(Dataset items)
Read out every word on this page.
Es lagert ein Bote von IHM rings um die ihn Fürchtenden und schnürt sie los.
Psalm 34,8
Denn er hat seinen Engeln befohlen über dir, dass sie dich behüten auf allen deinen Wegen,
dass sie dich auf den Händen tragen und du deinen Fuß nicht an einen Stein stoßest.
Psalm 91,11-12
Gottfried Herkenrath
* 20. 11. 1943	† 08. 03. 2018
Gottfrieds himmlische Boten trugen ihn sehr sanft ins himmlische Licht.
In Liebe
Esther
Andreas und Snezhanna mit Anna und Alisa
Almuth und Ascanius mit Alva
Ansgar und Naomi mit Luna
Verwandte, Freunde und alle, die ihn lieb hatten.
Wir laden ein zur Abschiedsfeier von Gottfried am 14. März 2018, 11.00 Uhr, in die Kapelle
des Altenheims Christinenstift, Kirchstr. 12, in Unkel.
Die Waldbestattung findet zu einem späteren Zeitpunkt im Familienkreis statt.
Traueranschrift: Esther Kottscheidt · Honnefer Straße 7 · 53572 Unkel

▸ What this task involves: All records above must be set down exactly, please.

▸ Finished task:
Read out every word on this page.
Es lagert ein Bote von IHM rings um die ihn Fürchtenden und schnürt sie los.
Psalm 34,8
Denn er hat seinen Engeln befohlen über dir, dass sie dich behüten auf allen deinen Wegen,
dass sie dich auf den Händen tragen und du deinen Fuß nicht an einen Stein stoßest.
Psalm 91,11-12
Gottfried Herkenrath
* 20. 11. 1943	† 08. 03. 2018
Gottfrieds himmlische Boten trugen ihn sehr sanft ins himmlische Licht.
In Liebe
Esther
Andreas und Snezhanna mit Anna und Alisa
Almuth und Ascanius mit Alva
Ansgar und Naomi mit Luna
Verwandte, Freunde und alle, die ihn lieb hatten.
Wir laden ein zur Abschiedsfeier von Gottfried am 14. März 2018, 11.00 Uhr, in die Kapelle
des Altenheims Christinenstift, Kirchstr. 12, in Unkel.
Die Waldbestattung findet zu einem späteren Zeitpunkt im Familienkreis statt.
Traueranschrift: Esther Kottscheidt · Honnefer Straße 7 · 53572 Unkel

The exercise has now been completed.